§ **Objective**
Search the data below for "name"; list each line that holds it.

§ **Source data**
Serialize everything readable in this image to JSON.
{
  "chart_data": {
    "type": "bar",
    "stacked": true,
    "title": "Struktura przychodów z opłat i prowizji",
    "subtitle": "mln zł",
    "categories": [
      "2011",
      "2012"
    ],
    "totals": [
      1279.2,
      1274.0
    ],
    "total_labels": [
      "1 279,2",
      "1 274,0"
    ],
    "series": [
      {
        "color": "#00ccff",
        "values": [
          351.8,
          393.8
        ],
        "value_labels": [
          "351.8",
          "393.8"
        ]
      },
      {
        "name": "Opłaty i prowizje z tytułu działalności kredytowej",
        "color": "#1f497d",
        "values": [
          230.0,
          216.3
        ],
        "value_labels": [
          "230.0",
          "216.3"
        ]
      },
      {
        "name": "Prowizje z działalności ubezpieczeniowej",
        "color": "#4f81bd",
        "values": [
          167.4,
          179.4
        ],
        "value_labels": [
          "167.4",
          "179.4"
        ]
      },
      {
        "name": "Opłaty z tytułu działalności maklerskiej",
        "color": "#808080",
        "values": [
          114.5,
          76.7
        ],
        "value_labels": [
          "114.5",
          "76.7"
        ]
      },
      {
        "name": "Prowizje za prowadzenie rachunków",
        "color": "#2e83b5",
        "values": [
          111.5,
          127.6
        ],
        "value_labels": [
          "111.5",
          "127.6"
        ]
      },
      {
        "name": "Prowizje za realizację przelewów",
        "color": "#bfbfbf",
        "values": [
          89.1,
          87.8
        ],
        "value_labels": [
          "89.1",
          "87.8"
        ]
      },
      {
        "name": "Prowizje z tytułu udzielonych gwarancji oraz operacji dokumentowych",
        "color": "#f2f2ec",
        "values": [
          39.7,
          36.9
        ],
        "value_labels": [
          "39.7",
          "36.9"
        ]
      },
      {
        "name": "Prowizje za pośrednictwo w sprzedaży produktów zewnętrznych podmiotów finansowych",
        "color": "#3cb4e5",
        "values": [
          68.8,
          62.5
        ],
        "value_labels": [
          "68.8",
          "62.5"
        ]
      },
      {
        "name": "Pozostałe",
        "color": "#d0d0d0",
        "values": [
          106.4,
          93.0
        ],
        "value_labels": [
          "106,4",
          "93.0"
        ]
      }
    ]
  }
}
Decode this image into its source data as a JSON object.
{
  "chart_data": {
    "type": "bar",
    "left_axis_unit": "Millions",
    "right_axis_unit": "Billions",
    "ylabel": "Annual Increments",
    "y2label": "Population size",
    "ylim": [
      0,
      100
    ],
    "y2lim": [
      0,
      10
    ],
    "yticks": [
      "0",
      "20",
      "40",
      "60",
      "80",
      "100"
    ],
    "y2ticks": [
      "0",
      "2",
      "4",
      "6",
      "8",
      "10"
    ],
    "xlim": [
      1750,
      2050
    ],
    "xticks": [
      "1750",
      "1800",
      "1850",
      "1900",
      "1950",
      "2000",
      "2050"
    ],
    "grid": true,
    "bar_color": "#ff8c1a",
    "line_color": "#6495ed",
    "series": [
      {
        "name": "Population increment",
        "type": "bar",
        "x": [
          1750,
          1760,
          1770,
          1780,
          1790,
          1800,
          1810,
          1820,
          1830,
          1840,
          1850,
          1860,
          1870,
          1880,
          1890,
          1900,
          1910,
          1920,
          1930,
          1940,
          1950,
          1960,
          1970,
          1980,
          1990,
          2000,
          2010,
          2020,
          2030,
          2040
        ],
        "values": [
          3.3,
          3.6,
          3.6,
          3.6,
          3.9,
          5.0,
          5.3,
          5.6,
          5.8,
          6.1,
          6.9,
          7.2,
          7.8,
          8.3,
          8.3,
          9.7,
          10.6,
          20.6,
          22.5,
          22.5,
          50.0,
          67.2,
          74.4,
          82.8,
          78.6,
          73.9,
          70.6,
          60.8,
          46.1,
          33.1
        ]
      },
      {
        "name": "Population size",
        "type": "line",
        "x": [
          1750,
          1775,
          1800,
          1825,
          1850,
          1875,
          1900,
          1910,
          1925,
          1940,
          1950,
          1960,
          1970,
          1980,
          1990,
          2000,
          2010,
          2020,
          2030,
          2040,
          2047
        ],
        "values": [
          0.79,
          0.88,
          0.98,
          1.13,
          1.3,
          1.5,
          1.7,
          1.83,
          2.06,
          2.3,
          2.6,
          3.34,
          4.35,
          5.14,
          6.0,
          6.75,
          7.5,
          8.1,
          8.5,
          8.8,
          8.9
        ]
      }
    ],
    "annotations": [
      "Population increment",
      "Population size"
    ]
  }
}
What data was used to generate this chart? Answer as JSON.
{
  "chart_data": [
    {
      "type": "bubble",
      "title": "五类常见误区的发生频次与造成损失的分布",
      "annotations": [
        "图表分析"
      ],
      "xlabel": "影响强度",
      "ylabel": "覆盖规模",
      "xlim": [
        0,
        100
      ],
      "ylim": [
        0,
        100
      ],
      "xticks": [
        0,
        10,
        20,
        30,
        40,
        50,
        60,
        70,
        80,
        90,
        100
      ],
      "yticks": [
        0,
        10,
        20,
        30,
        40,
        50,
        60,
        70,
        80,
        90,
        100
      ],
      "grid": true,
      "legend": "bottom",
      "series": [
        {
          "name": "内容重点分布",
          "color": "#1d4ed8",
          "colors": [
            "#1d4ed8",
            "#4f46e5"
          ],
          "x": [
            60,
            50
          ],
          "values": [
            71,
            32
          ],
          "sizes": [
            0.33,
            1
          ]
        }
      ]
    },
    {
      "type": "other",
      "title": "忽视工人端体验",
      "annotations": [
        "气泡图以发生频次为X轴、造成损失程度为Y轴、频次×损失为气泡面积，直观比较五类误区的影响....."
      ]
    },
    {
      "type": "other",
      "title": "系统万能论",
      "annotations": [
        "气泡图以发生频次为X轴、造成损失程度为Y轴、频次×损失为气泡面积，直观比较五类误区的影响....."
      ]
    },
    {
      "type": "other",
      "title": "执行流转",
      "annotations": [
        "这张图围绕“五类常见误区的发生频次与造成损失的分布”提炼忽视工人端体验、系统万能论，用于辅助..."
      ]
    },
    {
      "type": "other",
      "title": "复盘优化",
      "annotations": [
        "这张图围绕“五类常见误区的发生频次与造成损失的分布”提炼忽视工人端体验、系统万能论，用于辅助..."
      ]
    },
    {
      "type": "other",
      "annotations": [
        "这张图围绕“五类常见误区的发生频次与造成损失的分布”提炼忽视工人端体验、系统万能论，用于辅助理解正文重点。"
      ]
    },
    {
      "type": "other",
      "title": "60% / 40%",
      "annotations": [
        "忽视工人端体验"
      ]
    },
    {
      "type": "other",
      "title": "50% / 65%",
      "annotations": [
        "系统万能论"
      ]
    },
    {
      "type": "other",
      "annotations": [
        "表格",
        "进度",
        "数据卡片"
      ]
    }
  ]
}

§ **Answer**
        "name": "Opłaty i prowizje z tytułu działalności kredytowej",
        "name": "Prowizje z działalności ubezpieczeniowej",
        "name": "Opłaty z tytułu działalności maklerskiej",
        "name": "Prowizje za prowadzenie rachunków",
        "name": "Prowizje za realizację przelewów",
        "name": "Prowizje z tytułu udzielonych gwarancji oraz operacji dokumentowych",
        "name": "Prowizje za pośrednictwo w sprzedaży produktów zewnętrznych podmiotów finansowych",
        "name": "Pozostałe",
        "name": "Population increment",
        "name": "Population size",
          "name": "内容重点分布",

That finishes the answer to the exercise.